## Directive
Find how many lines in the material contain "name"; your answer should be that number alone.

— START OF Given data —

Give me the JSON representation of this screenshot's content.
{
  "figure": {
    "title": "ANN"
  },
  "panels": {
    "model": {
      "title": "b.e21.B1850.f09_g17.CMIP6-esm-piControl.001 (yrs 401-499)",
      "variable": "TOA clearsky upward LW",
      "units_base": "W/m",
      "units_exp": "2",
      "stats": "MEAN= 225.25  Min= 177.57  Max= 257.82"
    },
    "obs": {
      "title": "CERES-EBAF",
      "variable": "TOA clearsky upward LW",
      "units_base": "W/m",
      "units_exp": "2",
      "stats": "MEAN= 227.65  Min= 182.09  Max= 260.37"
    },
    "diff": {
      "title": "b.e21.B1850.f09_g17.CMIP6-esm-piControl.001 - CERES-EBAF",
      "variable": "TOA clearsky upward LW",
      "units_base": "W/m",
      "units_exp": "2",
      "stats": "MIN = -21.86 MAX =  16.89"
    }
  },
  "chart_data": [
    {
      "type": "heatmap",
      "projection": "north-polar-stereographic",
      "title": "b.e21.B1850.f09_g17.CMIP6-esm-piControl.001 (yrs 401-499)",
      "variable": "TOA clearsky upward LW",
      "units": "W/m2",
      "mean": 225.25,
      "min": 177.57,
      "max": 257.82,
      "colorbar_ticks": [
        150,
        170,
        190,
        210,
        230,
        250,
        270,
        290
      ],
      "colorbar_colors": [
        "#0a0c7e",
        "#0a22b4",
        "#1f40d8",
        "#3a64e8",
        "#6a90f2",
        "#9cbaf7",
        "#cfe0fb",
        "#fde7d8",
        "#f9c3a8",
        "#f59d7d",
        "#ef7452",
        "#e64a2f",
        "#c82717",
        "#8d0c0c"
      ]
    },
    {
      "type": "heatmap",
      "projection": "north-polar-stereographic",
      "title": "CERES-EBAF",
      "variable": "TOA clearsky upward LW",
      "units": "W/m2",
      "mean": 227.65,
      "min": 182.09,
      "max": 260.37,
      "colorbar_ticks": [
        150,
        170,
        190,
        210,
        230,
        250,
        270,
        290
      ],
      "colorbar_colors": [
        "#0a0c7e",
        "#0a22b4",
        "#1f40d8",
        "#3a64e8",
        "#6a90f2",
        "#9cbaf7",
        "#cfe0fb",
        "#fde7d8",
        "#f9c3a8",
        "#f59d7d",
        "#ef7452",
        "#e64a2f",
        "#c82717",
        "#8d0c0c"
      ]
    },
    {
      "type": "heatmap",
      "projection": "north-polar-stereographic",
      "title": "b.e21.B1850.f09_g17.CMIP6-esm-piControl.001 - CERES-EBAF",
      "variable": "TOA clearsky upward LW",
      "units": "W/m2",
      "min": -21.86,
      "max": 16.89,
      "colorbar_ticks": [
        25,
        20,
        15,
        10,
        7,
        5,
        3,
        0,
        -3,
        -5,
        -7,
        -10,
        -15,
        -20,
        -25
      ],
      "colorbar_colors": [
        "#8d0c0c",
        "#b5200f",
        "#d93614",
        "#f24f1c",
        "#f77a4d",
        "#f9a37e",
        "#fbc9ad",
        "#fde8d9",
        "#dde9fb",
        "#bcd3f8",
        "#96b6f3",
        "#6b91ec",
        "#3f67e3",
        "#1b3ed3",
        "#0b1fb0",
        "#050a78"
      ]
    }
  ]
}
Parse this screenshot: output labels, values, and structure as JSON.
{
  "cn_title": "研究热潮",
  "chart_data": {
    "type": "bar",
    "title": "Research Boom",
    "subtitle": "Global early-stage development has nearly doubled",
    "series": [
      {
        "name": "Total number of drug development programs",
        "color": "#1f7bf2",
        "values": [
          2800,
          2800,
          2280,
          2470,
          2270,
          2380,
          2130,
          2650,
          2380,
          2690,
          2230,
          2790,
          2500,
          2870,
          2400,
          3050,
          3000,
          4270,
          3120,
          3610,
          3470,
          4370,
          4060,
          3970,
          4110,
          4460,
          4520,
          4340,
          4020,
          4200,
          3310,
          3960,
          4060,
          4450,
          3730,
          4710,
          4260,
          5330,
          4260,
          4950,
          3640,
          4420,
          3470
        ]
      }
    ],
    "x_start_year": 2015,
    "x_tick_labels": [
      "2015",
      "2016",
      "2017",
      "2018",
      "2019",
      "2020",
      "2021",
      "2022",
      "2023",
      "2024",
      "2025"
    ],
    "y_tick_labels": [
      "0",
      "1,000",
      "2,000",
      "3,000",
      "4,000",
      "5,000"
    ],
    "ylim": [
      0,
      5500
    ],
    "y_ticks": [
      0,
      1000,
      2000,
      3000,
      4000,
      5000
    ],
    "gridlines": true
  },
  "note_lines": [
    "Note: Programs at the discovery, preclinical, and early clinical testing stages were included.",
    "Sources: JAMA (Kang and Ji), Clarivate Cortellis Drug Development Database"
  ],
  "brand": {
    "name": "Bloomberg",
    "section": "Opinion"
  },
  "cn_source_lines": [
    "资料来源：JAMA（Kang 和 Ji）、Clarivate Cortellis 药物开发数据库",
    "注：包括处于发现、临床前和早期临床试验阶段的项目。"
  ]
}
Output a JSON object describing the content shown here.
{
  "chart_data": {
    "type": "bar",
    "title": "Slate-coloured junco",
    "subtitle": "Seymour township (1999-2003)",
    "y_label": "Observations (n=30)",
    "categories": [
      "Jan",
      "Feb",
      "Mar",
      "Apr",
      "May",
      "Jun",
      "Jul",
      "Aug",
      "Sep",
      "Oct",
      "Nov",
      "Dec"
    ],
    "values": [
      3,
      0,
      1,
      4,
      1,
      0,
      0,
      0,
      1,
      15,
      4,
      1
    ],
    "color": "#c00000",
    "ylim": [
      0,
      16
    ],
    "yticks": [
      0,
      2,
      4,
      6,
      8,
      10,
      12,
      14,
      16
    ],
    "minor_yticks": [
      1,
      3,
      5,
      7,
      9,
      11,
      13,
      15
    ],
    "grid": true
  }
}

— END OF Given data —

## Output below
2